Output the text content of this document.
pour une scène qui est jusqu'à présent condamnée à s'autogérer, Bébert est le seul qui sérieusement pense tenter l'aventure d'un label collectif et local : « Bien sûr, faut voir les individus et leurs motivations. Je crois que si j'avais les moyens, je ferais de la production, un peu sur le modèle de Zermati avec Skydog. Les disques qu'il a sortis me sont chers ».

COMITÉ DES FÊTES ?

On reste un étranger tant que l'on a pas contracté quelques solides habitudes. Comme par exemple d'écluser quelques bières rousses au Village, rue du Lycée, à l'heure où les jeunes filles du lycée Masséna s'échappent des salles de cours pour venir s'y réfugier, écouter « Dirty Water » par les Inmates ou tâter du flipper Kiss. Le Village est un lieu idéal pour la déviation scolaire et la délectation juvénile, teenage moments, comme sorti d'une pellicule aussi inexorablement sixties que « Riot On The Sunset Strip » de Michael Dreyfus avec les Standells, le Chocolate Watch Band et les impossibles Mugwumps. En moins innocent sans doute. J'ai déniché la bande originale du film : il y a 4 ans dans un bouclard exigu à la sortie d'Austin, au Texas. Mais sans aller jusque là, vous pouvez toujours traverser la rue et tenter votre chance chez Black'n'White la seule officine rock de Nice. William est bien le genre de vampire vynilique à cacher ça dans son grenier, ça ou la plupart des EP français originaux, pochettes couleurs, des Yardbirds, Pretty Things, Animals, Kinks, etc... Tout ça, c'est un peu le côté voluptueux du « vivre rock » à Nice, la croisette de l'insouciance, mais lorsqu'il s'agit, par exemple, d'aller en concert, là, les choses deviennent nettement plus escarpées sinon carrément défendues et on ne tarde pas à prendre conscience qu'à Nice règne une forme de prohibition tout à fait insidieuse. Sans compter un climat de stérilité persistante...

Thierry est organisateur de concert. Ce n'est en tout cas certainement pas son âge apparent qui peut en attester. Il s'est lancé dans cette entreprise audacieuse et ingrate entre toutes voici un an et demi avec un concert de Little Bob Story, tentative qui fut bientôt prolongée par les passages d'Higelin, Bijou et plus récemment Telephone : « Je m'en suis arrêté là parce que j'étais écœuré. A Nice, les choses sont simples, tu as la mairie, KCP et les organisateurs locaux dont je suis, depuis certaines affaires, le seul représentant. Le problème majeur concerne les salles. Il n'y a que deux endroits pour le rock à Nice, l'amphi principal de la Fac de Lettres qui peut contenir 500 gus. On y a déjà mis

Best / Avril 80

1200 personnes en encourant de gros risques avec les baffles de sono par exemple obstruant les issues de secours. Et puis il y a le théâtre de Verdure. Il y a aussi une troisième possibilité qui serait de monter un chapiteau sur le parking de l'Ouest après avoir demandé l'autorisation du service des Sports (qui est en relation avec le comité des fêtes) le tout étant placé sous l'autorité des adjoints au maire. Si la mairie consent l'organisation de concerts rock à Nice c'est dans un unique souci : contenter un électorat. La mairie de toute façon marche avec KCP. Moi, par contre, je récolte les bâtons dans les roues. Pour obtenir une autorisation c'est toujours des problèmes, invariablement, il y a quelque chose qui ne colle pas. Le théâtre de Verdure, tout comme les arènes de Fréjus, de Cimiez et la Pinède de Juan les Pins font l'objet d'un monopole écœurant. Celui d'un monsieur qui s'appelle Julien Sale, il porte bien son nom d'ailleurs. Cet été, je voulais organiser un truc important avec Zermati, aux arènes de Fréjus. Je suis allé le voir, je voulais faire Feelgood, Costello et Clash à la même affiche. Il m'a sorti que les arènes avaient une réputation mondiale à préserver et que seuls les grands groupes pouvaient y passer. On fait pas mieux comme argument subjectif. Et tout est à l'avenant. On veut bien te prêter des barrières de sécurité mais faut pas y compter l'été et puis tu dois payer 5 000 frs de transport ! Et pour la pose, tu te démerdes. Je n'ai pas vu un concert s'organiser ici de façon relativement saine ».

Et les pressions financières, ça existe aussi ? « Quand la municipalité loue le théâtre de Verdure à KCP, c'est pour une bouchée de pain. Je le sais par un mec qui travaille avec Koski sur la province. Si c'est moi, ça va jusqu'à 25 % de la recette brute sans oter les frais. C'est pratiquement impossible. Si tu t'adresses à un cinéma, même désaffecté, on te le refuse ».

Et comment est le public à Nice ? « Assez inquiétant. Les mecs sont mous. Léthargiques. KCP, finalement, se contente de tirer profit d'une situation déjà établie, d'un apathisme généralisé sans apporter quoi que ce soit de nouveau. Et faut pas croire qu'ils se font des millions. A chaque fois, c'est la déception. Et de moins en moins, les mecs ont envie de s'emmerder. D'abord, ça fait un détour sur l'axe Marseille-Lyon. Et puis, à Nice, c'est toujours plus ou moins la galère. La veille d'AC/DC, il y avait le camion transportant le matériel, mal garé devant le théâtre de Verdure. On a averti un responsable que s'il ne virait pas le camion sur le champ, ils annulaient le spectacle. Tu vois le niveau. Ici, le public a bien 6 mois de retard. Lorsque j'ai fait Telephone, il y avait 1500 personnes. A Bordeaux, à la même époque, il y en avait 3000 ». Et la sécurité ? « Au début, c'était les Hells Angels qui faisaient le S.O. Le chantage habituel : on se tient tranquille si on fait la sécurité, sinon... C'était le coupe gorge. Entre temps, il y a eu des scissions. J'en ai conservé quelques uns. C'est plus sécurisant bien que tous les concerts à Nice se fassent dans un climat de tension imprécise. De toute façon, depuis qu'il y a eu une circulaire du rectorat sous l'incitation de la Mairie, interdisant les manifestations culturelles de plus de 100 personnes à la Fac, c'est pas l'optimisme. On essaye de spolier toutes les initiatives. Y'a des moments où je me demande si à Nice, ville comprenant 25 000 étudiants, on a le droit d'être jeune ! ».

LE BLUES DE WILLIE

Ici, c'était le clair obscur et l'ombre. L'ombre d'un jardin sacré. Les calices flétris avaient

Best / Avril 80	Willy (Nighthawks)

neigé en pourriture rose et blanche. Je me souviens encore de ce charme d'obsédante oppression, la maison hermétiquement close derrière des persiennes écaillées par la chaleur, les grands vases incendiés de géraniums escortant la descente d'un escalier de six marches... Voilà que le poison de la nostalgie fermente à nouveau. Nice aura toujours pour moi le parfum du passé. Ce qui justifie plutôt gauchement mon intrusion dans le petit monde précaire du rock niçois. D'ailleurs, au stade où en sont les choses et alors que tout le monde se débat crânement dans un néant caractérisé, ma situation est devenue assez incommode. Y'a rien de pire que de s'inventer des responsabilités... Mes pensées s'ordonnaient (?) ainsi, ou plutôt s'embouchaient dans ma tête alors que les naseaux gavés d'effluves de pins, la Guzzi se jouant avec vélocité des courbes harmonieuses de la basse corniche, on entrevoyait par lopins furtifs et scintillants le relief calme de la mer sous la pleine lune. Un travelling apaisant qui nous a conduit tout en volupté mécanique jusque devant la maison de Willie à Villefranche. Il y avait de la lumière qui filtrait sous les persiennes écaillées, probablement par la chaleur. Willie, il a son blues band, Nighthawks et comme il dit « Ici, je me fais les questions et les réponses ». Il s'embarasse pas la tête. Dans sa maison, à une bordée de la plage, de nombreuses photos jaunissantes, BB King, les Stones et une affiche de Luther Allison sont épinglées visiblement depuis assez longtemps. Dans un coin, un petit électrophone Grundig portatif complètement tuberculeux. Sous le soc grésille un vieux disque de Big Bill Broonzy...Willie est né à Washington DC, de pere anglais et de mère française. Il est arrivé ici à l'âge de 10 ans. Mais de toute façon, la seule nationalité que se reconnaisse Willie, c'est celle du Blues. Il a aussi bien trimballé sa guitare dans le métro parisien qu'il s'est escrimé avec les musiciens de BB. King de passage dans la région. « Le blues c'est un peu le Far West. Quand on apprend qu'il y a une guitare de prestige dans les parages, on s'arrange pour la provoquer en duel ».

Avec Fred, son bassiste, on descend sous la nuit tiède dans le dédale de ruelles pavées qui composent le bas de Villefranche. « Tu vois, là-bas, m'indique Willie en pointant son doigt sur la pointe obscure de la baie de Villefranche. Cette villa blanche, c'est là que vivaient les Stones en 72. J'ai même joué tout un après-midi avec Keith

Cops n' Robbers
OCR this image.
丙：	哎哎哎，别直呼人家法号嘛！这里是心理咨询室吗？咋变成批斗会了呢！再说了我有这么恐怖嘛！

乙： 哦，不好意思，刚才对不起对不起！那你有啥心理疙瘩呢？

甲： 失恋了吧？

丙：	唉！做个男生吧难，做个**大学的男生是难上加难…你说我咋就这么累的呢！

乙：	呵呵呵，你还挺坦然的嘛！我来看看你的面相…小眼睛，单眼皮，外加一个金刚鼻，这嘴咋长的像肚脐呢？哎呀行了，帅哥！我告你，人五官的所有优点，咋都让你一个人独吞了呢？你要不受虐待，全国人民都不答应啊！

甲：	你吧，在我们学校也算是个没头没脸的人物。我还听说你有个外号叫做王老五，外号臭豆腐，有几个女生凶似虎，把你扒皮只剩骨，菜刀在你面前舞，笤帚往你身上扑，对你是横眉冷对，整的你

• • • • •

> [TASK STATEMENT]: In the listing above, find the lines holding the word "Avril" and copy them.

> [EXPECTED ANSWER]:
Best / Avril 80
Best / Avril 80	Willy (Nighthawks)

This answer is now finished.